● **Reading passage**
»»

Introduction

Source: Wikipedia

Source: Wikipedia

One of the great economists of the 20th century, Robert Lucas, once wrote:

I do not see how one can look at [GDP] figures like these without seeing them as representing possibilities … The consequences for human welfare involved in questions like these are simply staggering: Once one starts to think about them, it is hard to think about anything else.

In the spirit of this quote, we will explore what factors impact countries’ GNI per capita, which roughgly translates to average income. Unlocking the patterns to economic growth could have staggering impacts on the development of nations. There are a countless number of potential factors: location, urbanization, openness to trade, etc. We will begin by analyzing the impacts of two individual factors and eventually create a general linear model that seeks to use a multitude of categorical and quantitative variables to predict GNI per capita.

Data Gathering and Cleaning

First, let’s get some relevant data from the World Bank (2016).

wb <- read.csv("WB.2016.csv")

The World Bank 2016 dataset comes with 29 columns We will add two categorical variables, “Continent”, which contains the Continent for each country, and “isRural”, which indicates whether or not a nation is rural or urbanized.

To construct the “Continents” variable, we will scrape a list from a website that has the name of each continent and every country within it as a bullet list right below it. The first data cleaning task is to rename the countries in the scraped list with their name in the World Bank data. For example, “Cape Verde” is “Cabo Verde” in the World Bank data. We end up with an array of continent names followed by the countries within them.

# Clean some names to match with World Bank
wb$Country <- gsub("Korea, Dem.*", "Korea, Dem\\. People Rep\\.", wb$Country)
to_replace <- c("Bahamas", "Cape Verde", "Brunei", "Burkina", "Congo, Democratic Republic of", "^Congo$", "Ivory Coast", "Egypt", "Gambia", "Iran", "Korea, North", "Korea, South", "Kyrgyzstan", "Laos", "Macedonia", "Micronesia", "Burma \\(Myanmar\\)", "Syria", "East Timor", "Yemen", "Venezuela", "Saint", "Slovakia")

««

● **Given information**
»»

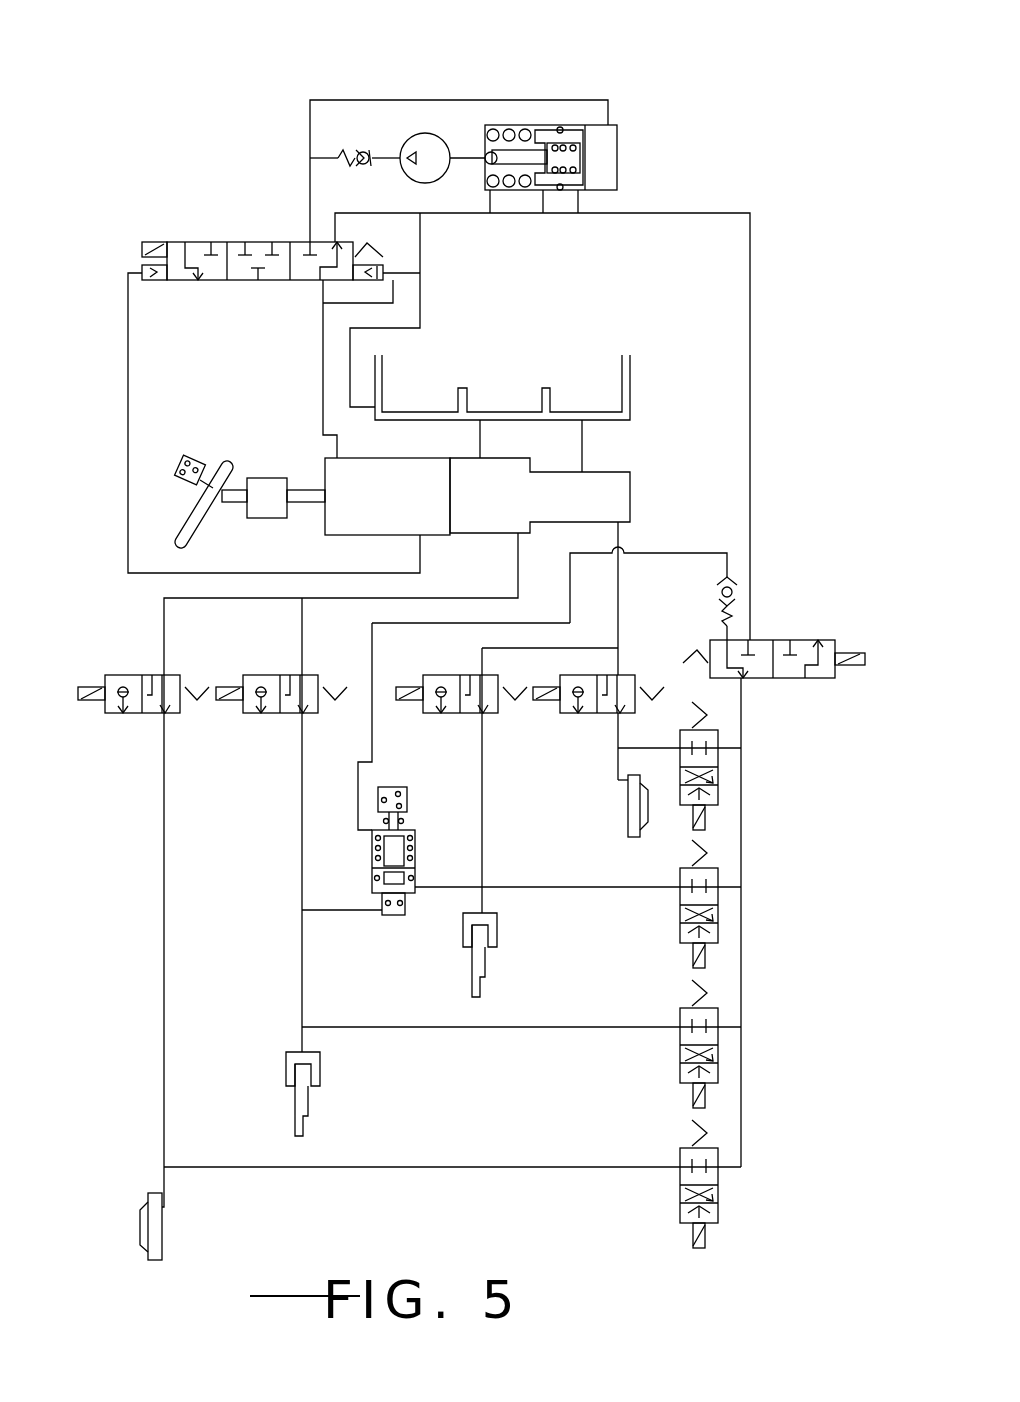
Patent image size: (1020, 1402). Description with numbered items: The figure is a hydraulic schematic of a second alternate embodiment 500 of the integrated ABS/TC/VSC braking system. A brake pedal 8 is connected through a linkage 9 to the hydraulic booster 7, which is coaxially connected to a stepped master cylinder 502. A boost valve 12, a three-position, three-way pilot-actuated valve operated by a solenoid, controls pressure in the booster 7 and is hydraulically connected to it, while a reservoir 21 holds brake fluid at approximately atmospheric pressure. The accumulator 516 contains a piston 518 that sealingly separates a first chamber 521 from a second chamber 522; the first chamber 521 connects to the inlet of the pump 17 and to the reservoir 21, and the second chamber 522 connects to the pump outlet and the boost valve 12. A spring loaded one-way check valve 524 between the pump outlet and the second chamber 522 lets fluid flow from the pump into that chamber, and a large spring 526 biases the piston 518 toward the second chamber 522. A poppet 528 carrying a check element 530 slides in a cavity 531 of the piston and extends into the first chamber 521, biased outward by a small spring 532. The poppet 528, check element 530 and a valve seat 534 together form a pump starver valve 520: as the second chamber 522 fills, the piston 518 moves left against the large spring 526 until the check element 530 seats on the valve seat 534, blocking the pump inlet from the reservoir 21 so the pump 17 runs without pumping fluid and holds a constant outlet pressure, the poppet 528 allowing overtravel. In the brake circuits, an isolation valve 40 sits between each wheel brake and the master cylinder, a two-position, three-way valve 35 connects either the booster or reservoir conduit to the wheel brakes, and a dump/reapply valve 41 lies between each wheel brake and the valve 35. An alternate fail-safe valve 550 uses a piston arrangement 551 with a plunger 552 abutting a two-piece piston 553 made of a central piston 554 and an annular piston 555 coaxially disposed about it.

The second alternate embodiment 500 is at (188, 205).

««

Continue the write-up on factors behind countries' GNI per capita, picking up right after its final line.

● **Answer to this problem**
replace_with <- c("Bahamas, The", "Cabo Verde", "Brunei Darussalam", "Burkina Faso", "Congo, Dem. Rep.", "Congo, Rep.", "Cote d'Ivoire", "Egypt, Arab Rep.", "Gambia, The", "Iran, Islamic Rep.", "Korea, Dem. People Rep.", "Korea, Rep.", "Kyrgyz Republic", "Lao PDR", "Macedonia, FYR", "Micronesia, Fed. Sts.", "Myanmar", "Syrian Arab Republic", "Timor-Leste", "Yemen, Rep.", "Venezuela, RB", "St.", "Slovak Republic")

for (i in 1:length(to_replace)) {
  countries <- gsub(to_replace[i], replace_with[i], countries)
}

Next, to assign the correct continent to each country, we will loop through the countries in the World Bank data and find what index in the array each country is. Then we will go backwards through the array until we run into a continent name, and assign that continent to the country.

The continents are either Africa, Asia, Europe, North America, Oceania, South America, or Other. The “Other” category was made when we ran into the issue of finding a nation in the World Bank data that wasn’t in the scraped data. Those were all territories that are not fully independent, so we put them in another category instead of having them be in a specific continent.

The following code contains the logic for determining the correct continent.

continents <- rep(NA, length(wb$Country))
for (i in 1:nrow(wb)) {
  if (!wb$Country[i] %in% countries) {
    continents[i] <- "Other"
    next
  } else {
    index <- which(countries == wb$Country[i])[[1]]
    while (TRUE) {
      index <- index - 1
      if (grepl("AFRICA", countries[index])) {
        continents[i] <- "Africa"
        break
      } else if (grepl("ASIA", countries[index])) {
        continents[i] <- "Asia"
        break
      } else if (grepl("EUROPE", countries[index])) {
        continents[i] <- "Europe"
        break
      } else if (grepl("N\\. AMERICA", countries[index])) {
        continents[i] <- "North America"
        break
      } else if (grepl("OCEANIA", countries[index])) {
        continents[i] <- "Oceania" 
        break
      } else if (grepl("S\\. AMERICA", countries[index])) {
        continents[i] <- "South America"
        break
      }
    }
  }
}
wb$Continent <- continents

Next, we will create the “isRural” categorical variable that will denote whether or not a country is rural or urbanized. isRural will be true for a country with more than 50% of its population living in rural areas. We calculate it based on the “Rural” column in the original World Bank data, which gives the percentage of the population in each country living in rural areas.

wb$isRural <- ifelse(wb$Rural > 50, TRUE, FALSE)

We now have our complete dataset.

Selected Variables

Now, we select the variables that wish to use in our analysis and clean the dataframe by removing all of the rows with NAs in any of those selected columns.

wb <- wb[, c("Country", "GNI", "Imports", "Exports", "Fertility66", "Fertility16", "InfMort", "Continent", "isRural")]
wb <- na.omit(wb)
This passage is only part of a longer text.